* [PROBLEM STATEMENT] Sort through the data and copy the lines holding the word "grid".

* [TASK DATA]
•••

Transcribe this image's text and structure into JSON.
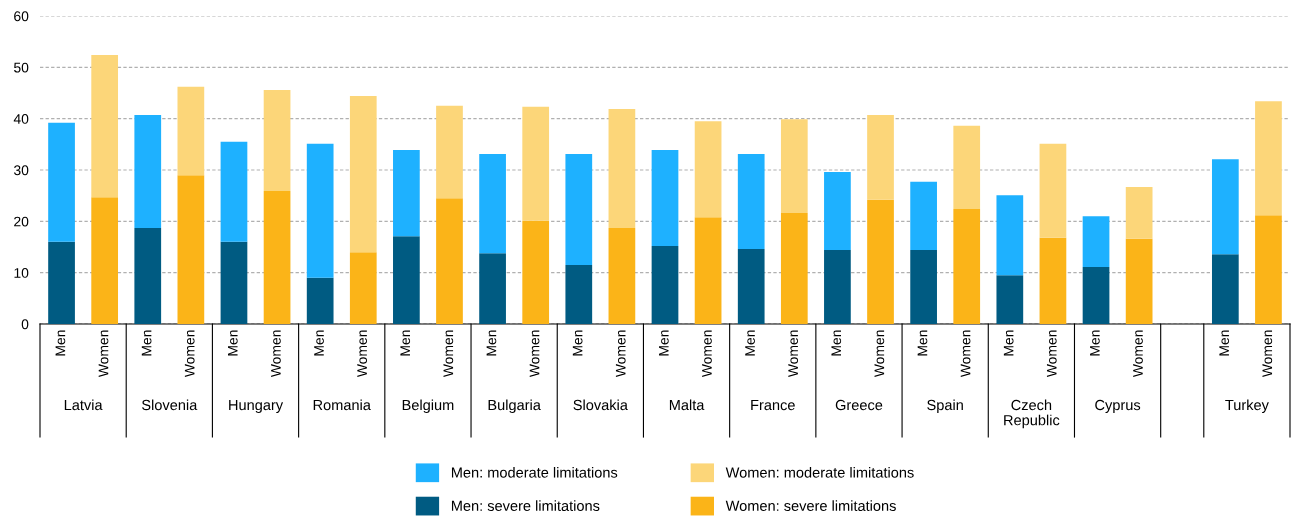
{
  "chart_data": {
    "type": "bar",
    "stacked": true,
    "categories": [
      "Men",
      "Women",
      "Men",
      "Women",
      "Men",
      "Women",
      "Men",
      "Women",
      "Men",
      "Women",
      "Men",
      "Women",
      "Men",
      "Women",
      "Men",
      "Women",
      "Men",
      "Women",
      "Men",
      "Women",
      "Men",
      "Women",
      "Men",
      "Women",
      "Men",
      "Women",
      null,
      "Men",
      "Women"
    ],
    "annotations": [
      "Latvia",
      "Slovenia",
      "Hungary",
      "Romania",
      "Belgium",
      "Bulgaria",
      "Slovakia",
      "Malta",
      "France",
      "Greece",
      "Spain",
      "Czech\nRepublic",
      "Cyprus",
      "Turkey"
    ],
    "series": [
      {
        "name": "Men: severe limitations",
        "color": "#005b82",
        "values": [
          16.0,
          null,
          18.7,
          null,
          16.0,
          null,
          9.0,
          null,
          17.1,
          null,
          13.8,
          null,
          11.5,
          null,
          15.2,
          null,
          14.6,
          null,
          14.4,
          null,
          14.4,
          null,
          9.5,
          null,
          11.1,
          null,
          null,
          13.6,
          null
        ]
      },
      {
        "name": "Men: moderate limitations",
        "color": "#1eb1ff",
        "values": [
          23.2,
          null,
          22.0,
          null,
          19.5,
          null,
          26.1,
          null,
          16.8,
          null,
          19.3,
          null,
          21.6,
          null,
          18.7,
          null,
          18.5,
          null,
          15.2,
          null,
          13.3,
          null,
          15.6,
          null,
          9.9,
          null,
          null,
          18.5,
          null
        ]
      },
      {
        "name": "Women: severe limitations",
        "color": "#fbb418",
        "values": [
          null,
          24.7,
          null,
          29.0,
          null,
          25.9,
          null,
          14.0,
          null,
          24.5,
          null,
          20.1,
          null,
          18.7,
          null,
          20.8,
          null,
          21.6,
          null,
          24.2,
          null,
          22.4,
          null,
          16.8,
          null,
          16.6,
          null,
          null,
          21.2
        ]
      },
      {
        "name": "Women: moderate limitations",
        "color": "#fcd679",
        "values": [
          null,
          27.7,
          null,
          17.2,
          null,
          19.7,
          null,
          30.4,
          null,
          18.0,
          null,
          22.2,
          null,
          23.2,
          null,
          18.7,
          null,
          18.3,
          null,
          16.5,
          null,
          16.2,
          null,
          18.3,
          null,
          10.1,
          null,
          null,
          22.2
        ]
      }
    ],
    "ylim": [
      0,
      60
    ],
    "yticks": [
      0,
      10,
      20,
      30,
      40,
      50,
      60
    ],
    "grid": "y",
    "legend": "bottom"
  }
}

•••

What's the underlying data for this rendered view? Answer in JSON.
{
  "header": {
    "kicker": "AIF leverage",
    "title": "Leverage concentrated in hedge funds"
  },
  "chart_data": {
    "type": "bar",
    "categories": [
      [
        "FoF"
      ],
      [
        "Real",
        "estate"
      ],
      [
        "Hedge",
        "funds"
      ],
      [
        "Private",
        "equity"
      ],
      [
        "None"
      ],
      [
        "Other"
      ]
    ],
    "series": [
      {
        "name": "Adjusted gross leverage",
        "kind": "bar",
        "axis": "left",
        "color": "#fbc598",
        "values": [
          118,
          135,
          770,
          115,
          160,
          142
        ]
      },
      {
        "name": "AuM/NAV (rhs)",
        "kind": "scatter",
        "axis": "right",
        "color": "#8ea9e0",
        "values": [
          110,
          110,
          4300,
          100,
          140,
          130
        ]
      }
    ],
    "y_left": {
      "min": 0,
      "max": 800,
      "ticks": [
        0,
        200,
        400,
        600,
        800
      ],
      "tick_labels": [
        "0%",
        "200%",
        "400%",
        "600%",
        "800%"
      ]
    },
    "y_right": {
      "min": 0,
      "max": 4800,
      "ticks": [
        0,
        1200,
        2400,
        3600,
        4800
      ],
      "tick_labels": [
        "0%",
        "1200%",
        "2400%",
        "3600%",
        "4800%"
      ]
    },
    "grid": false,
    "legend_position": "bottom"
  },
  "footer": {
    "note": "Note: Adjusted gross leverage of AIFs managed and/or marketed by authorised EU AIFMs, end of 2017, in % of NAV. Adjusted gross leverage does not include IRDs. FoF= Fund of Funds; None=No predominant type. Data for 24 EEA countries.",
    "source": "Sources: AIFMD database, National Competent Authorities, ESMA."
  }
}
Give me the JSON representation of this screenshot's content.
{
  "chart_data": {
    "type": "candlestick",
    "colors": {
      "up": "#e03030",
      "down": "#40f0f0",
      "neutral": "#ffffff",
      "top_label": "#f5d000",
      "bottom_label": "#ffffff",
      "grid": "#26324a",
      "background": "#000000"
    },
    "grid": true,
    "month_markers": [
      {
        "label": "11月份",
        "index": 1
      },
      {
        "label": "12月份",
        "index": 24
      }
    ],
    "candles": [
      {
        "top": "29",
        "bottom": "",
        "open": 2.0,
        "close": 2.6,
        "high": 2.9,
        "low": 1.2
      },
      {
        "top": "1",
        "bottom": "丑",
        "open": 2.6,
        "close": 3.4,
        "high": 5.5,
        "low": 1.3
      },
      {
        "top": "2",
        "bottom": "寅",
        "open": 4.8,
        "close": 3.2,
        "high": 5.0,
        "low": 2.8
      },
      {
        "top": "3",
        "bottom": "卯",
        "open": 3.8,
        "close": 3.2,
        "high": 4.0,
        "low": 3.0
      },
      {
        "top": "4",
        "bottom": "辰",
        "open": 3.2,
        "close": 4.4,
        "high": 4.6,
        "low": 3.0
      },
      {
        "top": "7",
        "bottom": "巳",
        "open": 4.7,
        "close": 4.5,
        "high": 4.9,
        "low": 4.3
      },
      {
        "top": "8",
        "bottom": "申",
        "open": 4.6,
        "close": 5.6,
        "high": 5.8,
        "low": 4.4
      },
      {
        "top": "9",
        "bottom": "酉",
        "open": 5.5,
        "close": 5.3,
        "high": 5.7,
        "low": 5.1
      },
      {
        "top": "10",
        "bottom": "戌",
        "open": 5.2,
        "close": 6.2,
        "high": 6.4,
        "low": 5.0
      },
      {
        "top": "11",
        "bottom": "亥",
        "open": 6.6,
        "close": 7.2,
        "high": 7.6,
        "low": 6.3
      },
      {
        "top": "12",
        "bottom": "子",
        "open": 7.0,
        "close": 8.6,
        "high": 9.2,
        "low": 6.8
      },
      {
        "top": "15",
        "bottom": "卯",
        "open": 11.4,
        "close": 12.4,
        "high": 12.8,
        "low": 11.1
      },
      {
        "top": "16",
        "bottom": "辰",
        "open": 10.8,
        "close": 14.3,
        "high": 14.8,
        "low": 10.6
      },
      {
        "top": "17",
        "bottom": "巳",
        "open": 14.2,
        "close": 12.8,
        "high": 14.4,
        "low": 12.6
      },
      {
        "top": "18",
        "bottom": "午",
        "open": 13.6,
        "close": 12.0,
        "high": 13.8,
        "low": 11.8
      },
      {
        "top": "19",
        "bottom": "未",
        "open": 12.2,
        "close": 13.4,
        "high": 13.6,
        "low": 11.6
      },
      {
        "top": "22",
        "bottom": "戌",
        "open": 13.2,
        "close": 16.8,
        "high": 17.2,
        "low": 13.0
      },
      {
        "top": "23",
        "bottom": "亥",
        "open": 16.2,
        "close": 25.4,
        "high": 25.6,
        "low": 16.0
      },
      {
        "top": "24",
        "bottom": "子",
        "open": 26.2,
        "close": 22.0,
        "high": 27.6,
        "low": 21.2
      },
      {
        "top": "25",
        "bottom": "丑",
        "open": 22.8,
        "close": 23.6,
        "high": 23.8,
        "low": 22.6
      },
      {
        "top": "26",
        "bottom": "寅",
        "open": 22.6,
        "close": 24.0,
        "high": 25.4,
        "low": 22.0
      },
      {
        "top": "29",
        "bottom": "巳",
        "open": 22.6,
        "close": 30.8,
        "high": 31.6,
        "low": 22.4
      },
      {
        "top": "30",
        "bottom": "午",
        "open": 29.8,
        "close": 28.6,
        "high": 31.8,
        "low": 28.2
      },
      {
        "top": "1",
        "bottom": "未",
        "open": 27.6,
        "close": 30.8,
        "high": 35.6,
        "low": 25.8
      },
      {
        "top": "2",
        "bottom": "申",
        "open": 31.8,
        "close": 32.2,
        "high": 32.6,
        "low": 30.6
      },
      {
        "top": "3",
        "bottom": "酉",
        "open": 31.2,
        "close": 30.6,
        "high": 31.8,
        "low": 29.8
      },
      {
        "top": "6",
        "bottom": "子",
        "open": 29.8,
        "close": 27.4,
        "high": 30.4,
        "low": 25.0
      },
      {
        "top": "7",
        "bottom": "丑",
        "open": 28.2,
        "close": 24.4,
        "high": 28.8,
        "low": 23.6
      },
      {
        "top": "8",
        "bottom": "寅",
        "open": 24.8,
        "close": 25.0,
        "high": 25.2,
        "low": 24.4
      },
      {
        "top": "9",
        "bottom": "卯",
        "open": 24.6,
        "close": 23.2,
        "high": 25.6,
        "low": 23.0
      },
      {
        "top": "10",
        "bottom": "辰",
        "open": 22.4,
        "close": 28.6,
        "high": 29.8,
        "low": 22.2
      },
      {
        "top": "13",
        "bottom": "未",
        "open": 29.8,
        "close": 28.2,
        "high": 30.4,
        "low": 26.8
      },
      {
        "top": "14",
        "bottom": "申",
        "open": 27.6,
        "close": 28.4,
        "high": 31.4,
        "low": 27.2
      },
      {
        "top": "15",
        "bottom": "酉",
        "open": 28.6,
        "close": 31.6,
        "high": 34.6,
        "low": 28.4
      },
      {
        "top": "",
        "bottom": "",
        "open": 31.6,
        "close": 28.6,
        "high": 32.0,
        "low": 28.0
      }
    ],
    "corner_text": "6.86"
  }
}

•••

* [RESPONSE TO THIS EXERCISE]
    "grid": "y",
    "grid": false,
      "grid": "#26324a",
    "grid": true,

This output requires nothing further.